### Aim of the task
Transcribe all the entries word for word, but omit the images.

start Provided material

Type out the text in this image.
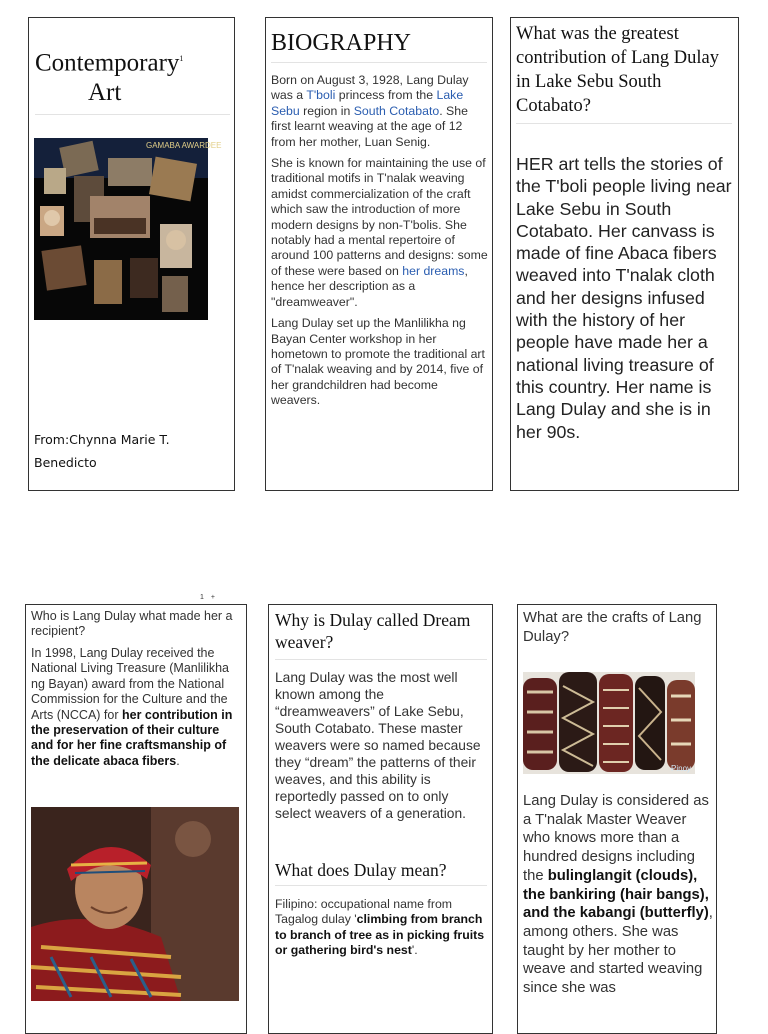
Contemporary$^1$
Art
GAMABA AWARDEE
From:Chynna Marie T.
Benedicto
BIOGRAPHY

Born on August 3, 1928, Lang Dulay was a T'boli princess from the Lake Sebu region in South Cotabato. She first learnt weaving at the age of 12 from her mother, Luan Senig.

She is known for maintaining the use of traditional motifs in T'nalak weaving amidst commercialization of the craft which saw the introduction of more modern designs by non-T'bolis. She notably had a mental repertoire of around 100 patterns and designs: some of these were based on her dreams, hence her description as a "dreamweaver".

Lang Dulay set up the Manlilikha ng Bayan Center workshop in her hometown to promote the traditional art of T'nalak weaving and by 2014, five of her grandchildren had become weavers.

What was the greatest contribution of Lang Dulay in Lake Sebu South Cotabato?
HER art tells the stories of the T'boli people living near Lake Sebu in South Cotabato. Her canvass is made of fine Abaca fibers weaved into T'nalak cloth and her designs infused with the history of her people have made her a national living treasure of this country. Her name is Lang Dulay and she is in her 90s.
1+
Who is Lang Dulay what made her a recipient?
In 1998, Lang Dulay received the National Living Treasure (Manlilikha ng Bayan) award from the National Commission for the Culture and the Arts (NCCA) for her contribution in the preservation of their culture and for her fine craftsmanship of the delicate abaca fibers.
Why is Dulay called Dream weaver?
Lang Dulay was the most well known among the “dreamweavers” of Lake Sebu, South Cotabato. These master weavers were so named because they “dream” the patterns of their weaves, and this ability is reportedly passed on to only select weavers of a generation.
What does Dulay mean?
Filipino: occupational name from Tagalog dulay 'climbing from branch to branch of tree as in picking fruits or gathering bird's nest'.
What are the crafts of Lang Dulay?
Pinoy
Lang Dulay is considered as a T'nalak Master Weaver who knows more than a hundred designs including the bulinglangit (clouds), the bankiring (hair bangs), and the kabangi (butterfly), among others. She was taught by her mother to weave and started weaving since she was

end Provided material

### Solution
Type out the text in this image.
Contemporary$^1$
Art
GAMABA AWARDEE
From:Chynna Marie T.
Benedicto
BIOGRAPHY

Born on August 3, 1928, Lang Dulay was a T'boli princess from the Lake Sebu region in South Cotabato. She first learnt weaving at the age of 12 from her mother, Luan Senig.

She is known for maintaining the use of traditional motifs in T'nalak weaving amidst commercialization of the craft which saw the introduction of more modern designs by non-T'bolis. She notably had a mental repertoire of around 100 patterns and designs: some of these were based on her dreams, hence her description as a "dreamweaver".

Lang Dulay set up the Manlilikha ng Bayan Center workshop in her hometown to promote the traditional art of T'nalak weaving and by 2014, five of her grandchildren had become weavers.

What was the greatest contribution of Lang Dulay in Lake Sebu South Cotabato?
HER art tells the stories of the T'boli people living near Lake Sebu in South Cotabato. Her canvass is made of fine Abaca fibers weaved into T'nalak cloth and her designs infused with the history of her people have made her a national living treasure of this country. Her name is Lang Dulay and she is in her 90s.
1+
Who is Lang Dulay what made her a recipient?
In 1998, Lang Dulay received the National Living Treasure (Manlilikha ng Bayan) award from the National Commission for the Culture and the Arts (NCCA) for her contribution in the preservation of their culture and for her fine craftsmanship of the delicate abaca fibers.
Why is Dulay called Dream weaver?
Lang Dulay was the most well known among the “dreamweavers” of Lake Sebu, South Cotabato. These master weavers were so named because they “dream” the patterns of their weaves, and this ability is reportedly passed on to only select weavers of a generation.
What does Dulay mean?
Filipino: occupational name from Tagalog dulay 'climbing from branch to branch of tree as in picking fruits or gathering bird's nest'.
What are the crafts of Lang Dulay?
Pinoy
Lang Dulay is considered as a T'nalak Master Weaver who knows more than a hundred designs including the bulinglangit (clouds), the bankiring (hair bangs), and the kabangi (butterfly), among others. She was taught by her mother to weave and started weaving since she was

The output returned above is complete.